▶ **REQUIREMENT**
Scan the entries below for the word "xlabel". Copy each line that has it.

▶ **GIVEN ENTRIES**
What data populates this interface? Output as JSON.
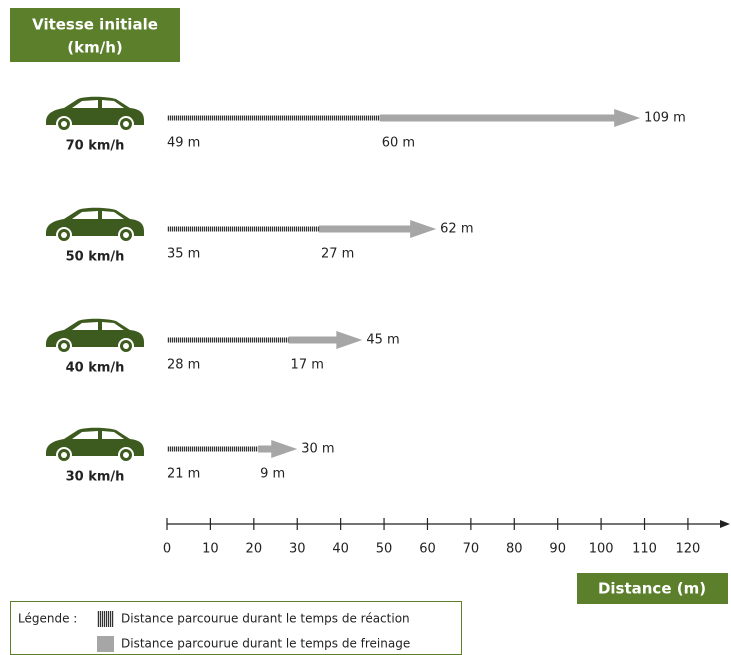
{
  "chart_data": {
    "type": "bar",
    "title": "Vitesse initiale",
    "subtitle": "(km/h)",
    "x_label": "Distance (m)",
    "categories": [
      "70 km/h",
      "50 km/h",
      "40 km/h",
      "30 km/h"
    ],
    "series": [
      {
        "name": "Distance parcourue durant le temps de réaction",
        "color": "#3a3a3a",
        "values": [
          49,
          35,
          28,
          21
        ],
        "value_labels": [
          "49 m",
          "35 m",
          "28 m",
          "21 m"
        ]
      },
      {
        "name": "Distance parcourue durant le temps de freinage",
        "color": "#a6a6a6",
        "values": [
          60,
          27,
          17,
          9
        ],
        "value_labels": [
          "60 m",
          "27 m",
          "17 m",
          "9 m"
        ]
      }
    ],
    "totals": {
      "values": [
        109,
        62,
        45,
        30
      ],
      "value_labels": [
        "109 m",
        "62 m",
        "45 m",
        "30 m"
      ]
    },
    "legend_title": "Légende :",
    "xlim": [
      0,
      129
    ],
    "xticks": [
      0,
      10,
      20,
      30,
      40,
      50,
      60,
      70,
      80,
      90,
      100,
      110,
      120
    ],
    "accent_color": "#5b7f2b"
  }
}
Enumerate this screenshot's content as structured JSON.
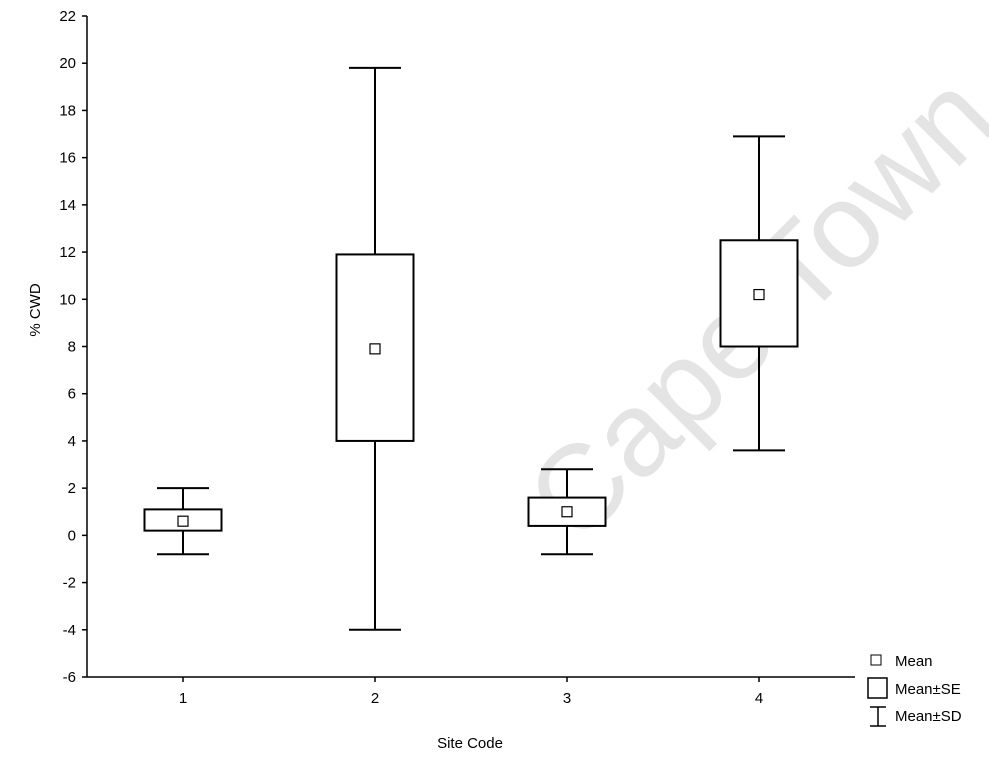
{
  "watermark_text": "Cape Town",
  "chart_data": {
    "type": "box",
    "title": "",
    "xlabel": "Site Code",
    "ylabel": "% CWD",
    "ylim": [
      -6,
      22
    ],
    "yticks": [
      -6,
      -4,
      -2,
      0,
      2,
      4,
      6,
      8,
      10,
      12,
      14,
      16,
      18,
      20,
      22
    ],
    "categories": [
      "1",
      "2",
      "3",
      "4"
    ],
    "series": [
      {
        "category": "1",
        "mean": 0.6,
        "se_low": 0.2,
        "se_high": 1.1,
        "sd_low": -0.8,
        "sd_high": 2.0
      },
      {
        "category": "2",
        "mean": 7.9,
        "se_low": 4.0,
        "se_high": 11.9,
        "sd_low": -4.0,
        "sd_high": 19.8
      },
      {
        "category": "3",
        "mean": 1.0,
        "se_low": 0.4,
        "se_high": 1.6,
        "sd_low": -0.8,
        "sd_high": 2.8
      },
      {
        "category": "4",
        "mean": 10.2,
        "se_low": 8.0,
        "se_high": 12.5,
        "sd_low": 3.6,
        "sd_high": 16.9
      }
    ],
    "legend": {
      "placement": "bottom-right",
      "items": [
        "Mean",
        "Mean±SE",
        "Mean±SD"
      ]
    },
    "grid": false
  }
}
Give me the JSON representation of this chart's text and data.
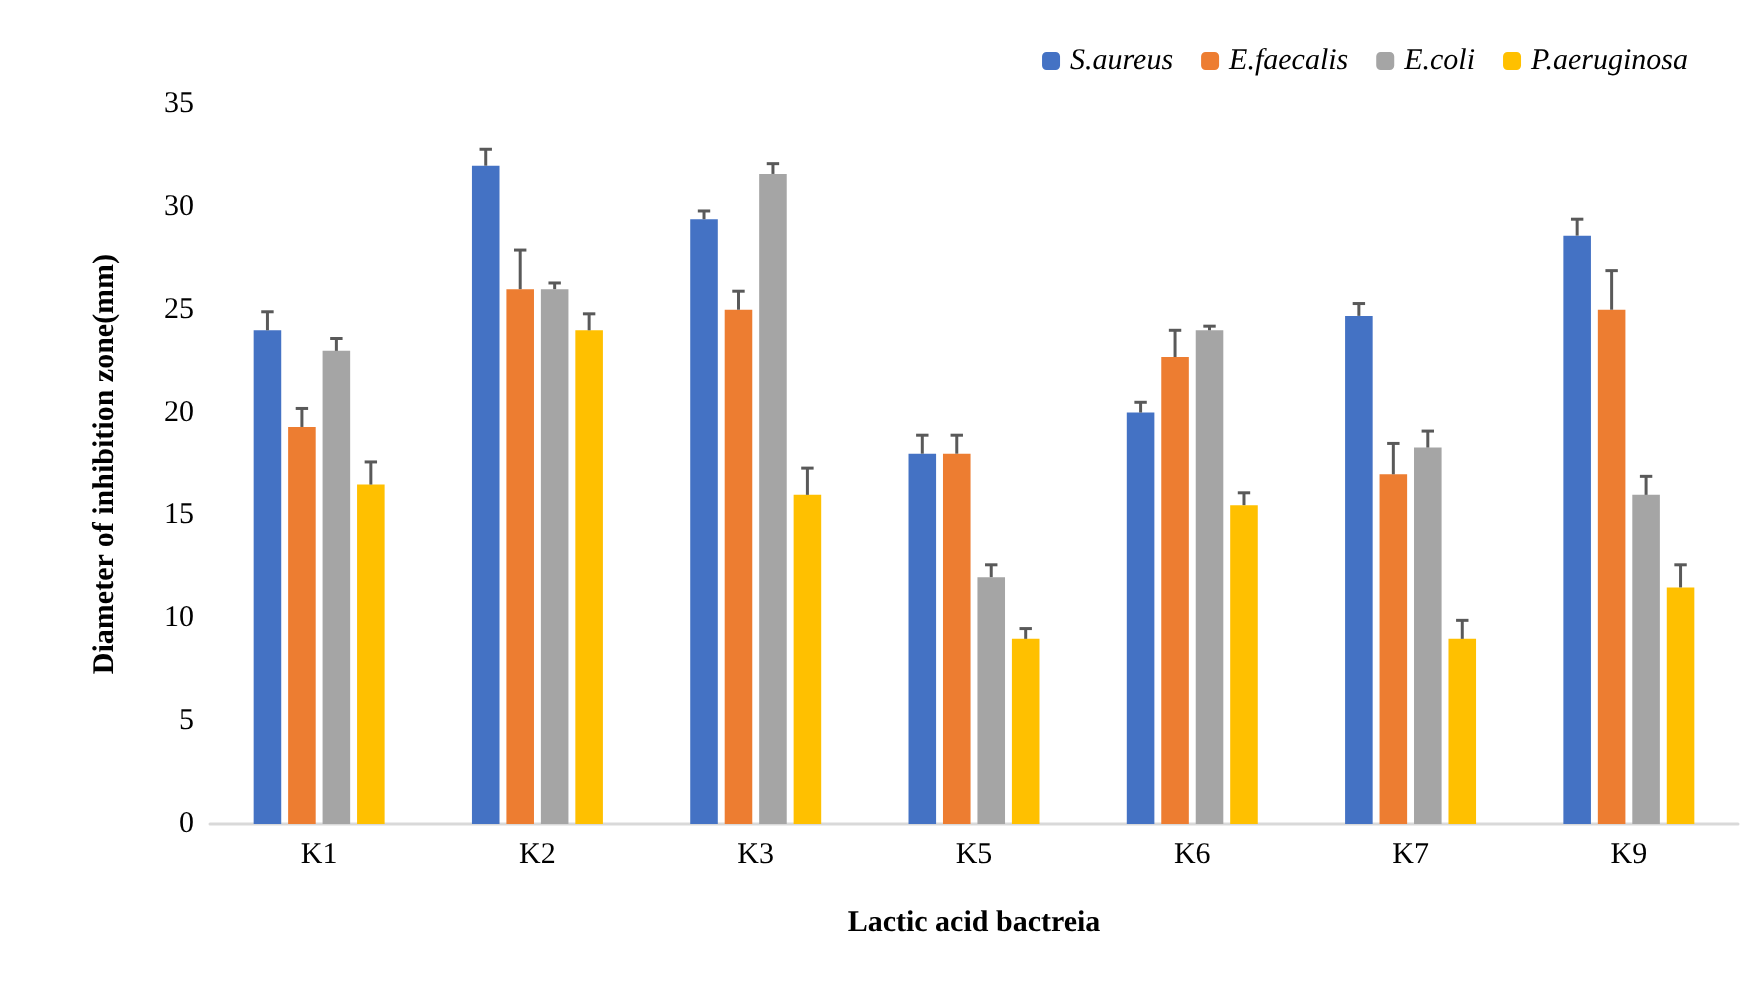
{
  "chart_data": {
    "type": "bar",
    "xlabel": "Lactic acid bactreia",
    "ylabel": "Diameter of inhibition zone(mm)",
    "categories": [
      "K1",
      "K2",
      "K3",
      "K5",
      "K6",
      "K7",
      "K9"
    ],
    "ylim": [
      0,
      35
    ],
    "yticks": [
      0,
      5,
      10,
      15,
      20,
      25,
      30,
      35
    ],
    "grid": false,
    "legend": "top right",
    "series": [
      {
        "name": "S.aureus",
        "color": "#4472c4",
        "values": [
          24,
          32,
          29.4,
          18,
          20,
          24.7,
          28.6
        ],
        "errors": [
          [
            24,
            24.9
          ],
          [
            32,
            32.8
          ],
          [
            29.4,
            29.8
          ],
          [
            18,
            18.9
          ],
          [
            20,
            20.5
          ],
          [
            24.7,
            25.3
          ],
          [
            28.6,
            29.4
          ]
        ]
      },
      {
        "name": "E.faecalis",
        "color": "#ed7d31",
        "values": [
          19.3,
          26,
          25,
          18,
          22.7,
          17,
          25
        ],
        "errors": [
          [
            19.3,
            20.2
          ],
          [
            26,
            27.9
          ],
          [
            25,
            25.9
          ],
          [
            18,
            18.9
          ],
          [
            22.7,
            24
          ],
          [
            17,
            18.5
          ],
          [
            25,
            26.9
          ]
        ]
      },
      {
        "name": "E.coli",
        "color": "#a5a5a5",
        "values": [
          23,
          26,
          31.6,
          12,
          24,
          18.3,
          16
        ],
        "errors": [
          [
            23,
            23.6
          ],
          [
            26,
            26.3
          ],
          [
            31.6,
            32.1
          ],
          [
            12,
            12.6
          ],
          [
            24,
            24.2
          ],
          [
            18.3,
            19.1
          ],
          [
            16,
            16.9
          ]
        ]
      },
      {
        "name": "P.aeruginosa",
        "color": "#ffc000",
        "values": [
          16.5,
          24,
          16,
          9,
          15.5,
          9,
          11.5
        ],
        "errors": [
          [
            16.5,
            17.6
          ],
          [
            24,
            24.8
          ],
          [
            16,
            17.3
          ],
          [
            9,
            9.5
          ],
          [
            15.5,
            16.1
          ],
          [
            9,
            9.9
          ],
          [
            11.5,
            12.6
          ]
        ]
      }
    ]
  }
}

▶ **THE RESPONSE**
    "xlabel": "Site Code",
    "xlabel": "Lactic acid bactreia",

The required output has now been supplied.